* _Dataset items_:
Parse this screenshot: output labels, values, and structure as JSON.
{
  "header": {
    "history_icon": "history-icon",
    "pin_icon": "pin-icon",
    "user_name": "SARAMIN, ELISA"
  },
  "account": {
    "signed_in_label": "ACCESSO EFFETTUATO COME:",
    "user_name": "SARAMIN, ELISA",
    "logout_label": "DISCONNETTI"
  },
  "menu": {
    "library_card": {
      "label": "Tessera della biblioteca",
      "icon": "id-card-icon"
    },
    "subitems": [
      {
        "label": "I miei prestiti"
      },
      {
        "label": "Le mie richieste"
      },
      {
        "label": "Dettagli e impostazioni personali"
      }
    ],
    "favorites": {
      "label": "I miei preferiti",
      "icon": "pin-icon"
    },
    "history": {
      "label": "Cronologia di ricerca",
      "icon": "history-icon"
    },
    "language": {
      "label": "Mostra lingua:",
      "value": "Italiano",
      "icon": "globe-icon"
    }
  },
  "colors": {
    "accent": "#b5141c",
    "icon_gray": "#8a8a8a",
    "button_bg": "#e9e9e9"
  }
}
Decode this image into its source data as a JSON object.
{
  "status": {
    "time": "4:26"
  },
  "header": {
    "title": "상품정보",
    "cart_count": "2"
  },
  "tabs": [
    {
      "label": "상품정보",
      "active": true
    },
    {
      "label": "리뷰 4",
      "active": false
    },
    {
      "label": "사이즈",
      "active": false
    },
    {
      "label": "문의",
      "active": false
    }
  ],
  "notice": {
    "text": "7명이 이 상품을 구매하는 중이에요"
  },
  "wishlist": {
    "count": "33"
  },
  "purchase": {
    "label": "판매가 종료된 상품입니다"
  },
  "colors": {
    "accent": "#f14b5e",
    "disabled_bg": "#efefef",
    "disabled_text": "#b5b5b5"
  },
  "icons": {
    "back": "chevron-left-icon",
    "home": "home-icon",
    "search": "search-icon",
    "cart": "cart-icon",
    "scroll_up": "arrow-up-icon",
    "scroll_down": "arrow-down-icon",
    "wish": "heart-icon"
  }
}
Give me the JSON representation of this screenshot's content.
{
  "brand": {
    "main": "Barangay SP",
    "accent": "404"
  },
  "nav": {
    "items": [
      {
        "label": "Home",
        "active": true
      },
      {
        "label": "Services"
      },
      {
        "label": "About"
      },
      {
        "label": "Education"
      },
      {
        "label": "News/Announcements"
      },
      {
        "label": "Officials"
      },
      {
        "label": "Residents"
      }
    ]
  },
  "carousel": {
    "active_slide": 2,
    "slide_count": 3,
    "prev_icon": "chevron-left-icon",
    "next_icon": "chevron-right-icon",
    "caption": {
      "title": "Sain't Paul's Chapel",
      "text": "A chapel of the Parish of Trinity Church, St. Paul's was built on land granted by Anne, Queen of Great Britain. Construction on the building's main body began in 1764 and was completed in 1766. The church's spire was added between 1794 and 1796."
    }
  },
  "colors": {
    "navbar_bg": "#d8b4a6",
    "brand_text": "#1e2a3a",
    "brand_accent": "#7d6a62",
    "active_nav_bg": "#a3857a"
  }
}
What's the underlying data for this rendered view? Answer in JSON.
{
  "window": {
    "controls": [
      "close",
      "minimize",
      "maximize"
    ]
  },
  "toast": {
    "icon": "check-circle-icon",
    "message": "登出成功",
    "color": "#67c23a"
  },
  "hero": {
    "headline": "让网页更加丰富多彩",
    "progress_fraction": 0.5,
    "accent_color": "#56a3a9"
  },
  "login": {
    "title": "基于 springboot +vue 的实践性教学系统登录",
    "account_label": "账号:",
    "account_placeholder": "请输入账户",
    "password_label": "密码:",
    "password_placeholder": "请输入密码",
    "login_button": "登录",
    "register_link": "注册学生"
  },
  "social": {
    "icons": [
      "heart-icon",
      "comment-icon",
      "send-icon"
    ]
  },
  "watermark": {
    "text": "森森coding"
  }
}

* _Exercise description_: Repeat the entries exactly, all of them.

* _Result of the exercise_:
Parse this screenshot: output labels, values, and structure as JSON.
{
  "header": {
    "history_icon": "history-icon",
    "pin_icon": "pin-icon",
    "user_name": "SARAMIN, ELISA"
  },
  "account": {
    "signed_in_label": "ACCESSO EFFETTUATO COME:",
    "user_name": "SARAMIN, ELISA",
    "logout_label": "DISCONNETTI"
  },
  "menu": {
    "library_card": {
      "label": "Tessera della biblioteca",
      "icon": "id-card-icon"
    },
    "subitems": [
      {
        "label": "I miei prestiti"
      },
      {
        "label": "Le mie richieste"
      },
      {
        "label": "Dettagli e impostazioni personali"
      }
    ],
    "favorites": {
      "label": "I miei preferiti",
      "icon": "pin-icon"
    },
    "history": {
      "label": "Cronologia di ricerca",
      "icon": "history-icon"
    },
    "language": {
      "label": "Mostra lingua:",
      "value": "Italiano",
      "icon": "globe-icon"
    }
  },
  "colors": {
    "accent": "#b5141c",
    "icon_gray": "#8a8a8a",
    "button_bg": "#e9e9e9"
  }
}
Decode this image into its source data as a JSON object.
{
  "status": {
    "time": "4:26"
  },
  "header": {
    "title": "상품정보",
    "cart_count": "2"
  },
  "tabs": [
    {
      "label": "상품정보",
      "active": true
    },
    {
      "label": "리뷰 4",
      "active": false
    },
    {
      "label": "사이즈",
      "active": false
    },
    {
      "label": "문의",
      "active": false
    }
  ],
  "notice": {
    "text": "7명이 이 상품을 구매하는 중이에요"
  },
  "wishlist": {
    "count": "33"
  },
  "purchase": {
    "label": "판매가 종료된 상품입니다"
  },
  "colors": {
    "accent": "#f14b5e",
    "disabled_bg": "#efefef",
    "disabled_text": "#b5b5b5"
  },
  "icons": {
    "back": "chevron-left-icon",
    "home": "home-icon",
    "search": "search-icon",
    "cart": "cart-icon",
    "scroll_up": "arrow-up-icon",
    "scroll_down": "arrow-down-icon",
    "wish": "heart-icon"
  }
}
Give me the JSON representation of this screenshot's content.
{
  "brand": {
    "main": "Barangay SP",
    "accent": "404"
  },
  "nav": {
    "items": [
      {
        "label": "Home",
        "active": true
      },
      {
        "label": "Services"
      },
      {
        "label": "About"
      },
      {
        "label": "Education"
      },
      {
        "label": "News/Announcements"
      },
      {
        "label": "Officials"
      },
      {
        "label": "Residents"
      }
    ]
  },
  "carousel": {
    "active_slide": 2,
    "slide_count": 3,
    "prev_icon": "chevron-left-icon",
    "next_icon": "chevron-right-icon",
    "caption": {
      "title": "Sain't Paul's Chapel",
      "text": "A chapel of the Parish of Trinity Church, St. Paul's was built on land granted by Anne, Queen of Great Britain. Construction on the building's main body began in 1764 and was completed in 1766. The church's spire was added between 1794 and 1796."
    }
  },
  "colors": {
    "navbar_bg": "#d8b4a6",
    "brand_text": "#1e2a3a",
    "brand_accent": "#7d6a62",
    "active_nav_bg": "#a3857a"
  }
}
What's the underlying data for this rendered view? Answer in JSON.
{
  "window": {
    "controls": [
      "close",
      "minimize",
      "maximize"
    ]
  },
  "toast": {
    "icon": "check-circle-icon",
    "message": "登出成功",
    "color": "#67c23a"
  },
  "hero": {
    "headline": "让网页更加丰富多彩",
    "progress_fraction": 0.5,
    "accent_color": "#56a3a9"
  },
  "login": {
    "title": "基于 springboot +vue 的实践性教学系统登录",
    "account_label": "账号:",
    "account_placeholder": "请输入账户",
    "password_label": "密码:",
    "password_placeholder": "请输入密码",
    "login_button": "登录",
    "register_link": "注册学生"
  },
  "social": {
    "icons": [
      "heart-icon",
      "comment-icon",
      "send-icon"
    ]
  },
  "watermark": {
    "text": "森森coding"
  }
}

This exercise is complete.